Required task 1 » Return the passage from the post on Paul Dacre and the tabloids, starting at "Saturday, November 15, 2008" and ending at "and Rebecca Loos?", copied word for word.

Quoted passage »
────────────────────────────────────────
Saturday, November 15, 2008

Paul Dacre's moral rectitude

According to the Daily Mail's editor-in-chief, tabloids are synonym with 'civic virtue'. Did I blink while public morality benefited from the Sun making up lies about Elton John and rent boys or when the News of the World spread rumours about David Beckham and Rebecca Loos?

From time to time you need to be reminded of the noxious effect tabloids have on British culture. Their presence is so pervasive that it's easy to become desensitised.

Yet, when you read debates about what's happening to British society and "what went wrong", the impact of the 'popular press' over the years is often played down. Very few are ready to rank the red tops amongst the biggest culprits. They'd tell you the fault lays with welfare benefits, single mums, the immigrants and some may even remember what Margaret Thatcher did to entire regions. But you point the finger at the tabloids and you've had it. They'll come to your house and hound you until you retreat, like Ladywood MP Clare Short found out to her misery when she dared to criticise the Sun and Page 3.

A good assessment of the tabloids' overpowering role can be found in Francis Gilbert's book Yob Nation (reviewed here). As he placed "media yobbery" right at the top of Britain's sprawling yob culture, he cited the red tops' "seedy combination of self-righteousness and trivial scandals", along with their "hysterical, hectoring style" and pseudo-cheeky laddishness. In short, the "normal backdrop to our lives".

Which is why, when this week Paul Dacre, Daily Mail editor-in-chief (or rather "the nation's bully-in-chief", in the wise words of the Guardian's Polly Toynbee) grabbed headlines with his tirade about public rectitude, we were reminded of the subtly poisonous nature of tabloids.
────────────────────────────────────────
Record excerpts »
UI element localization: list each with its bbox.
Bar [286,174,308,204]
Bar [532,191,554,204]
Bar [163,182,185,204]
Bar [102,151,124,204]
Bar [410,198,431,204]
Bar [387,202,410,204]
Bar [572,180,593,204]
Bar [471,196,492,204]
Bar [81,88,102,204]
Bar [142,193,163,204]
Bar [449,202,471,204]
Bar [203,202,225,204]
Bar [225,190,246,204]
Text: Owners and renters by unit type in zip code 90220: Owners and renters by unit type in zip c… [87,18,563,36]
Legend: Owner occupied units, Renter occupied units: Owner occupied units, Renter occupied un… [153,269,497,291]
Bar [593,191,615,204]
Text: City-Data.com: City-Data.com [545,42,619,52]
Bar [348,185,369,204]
────────────────────────────────────────
Required task 2 » Retype every line of the entries above, the ones listing bars, text and a legend with their boxes, without changing anything.

Task result 1 »
Saturday, November 15, 2008

Paul Dacre's moral rectitude

According to the Daily Mail's editor-in-chief, tabloids are synonym with 'civic virtue'. Did I blink while public morality benefited from the Sun making up lies about Elton John and rent boys or when the News of the World spread rumours about David Beckham and Rebecca Loos?

Task result 2 »
UI element localization: list each with its bbox.
Bar [286,174,308,204]
Bar [532,191,554,204]
Bar [163,182,185,204]
Bar [102,151,124,204]
Bar [410,198,431,204]
Bar [387,202,410,204]
Bar [572,180,593,204]
Bar [471,196,492,204]
Bar [81,88,102,204]
Bar [142,193,163,204]
Bar [449,202,471,204]
Bar [203,202,225,204]
Bar [225,190,246,204]
Text: Owners and renters by unit type in zip code 90220: Owners and renters by unit type in zip c… [87,18,563,36]
Legend: Owner occupied units, Renter occupied units: Owner occupied units, Renter occupied un… [153,269,497,291]
Bar [593,191,615,204]
Text: City-Data.com: City-Data.com [545,42,619,52]
Bar [348,185,369,204]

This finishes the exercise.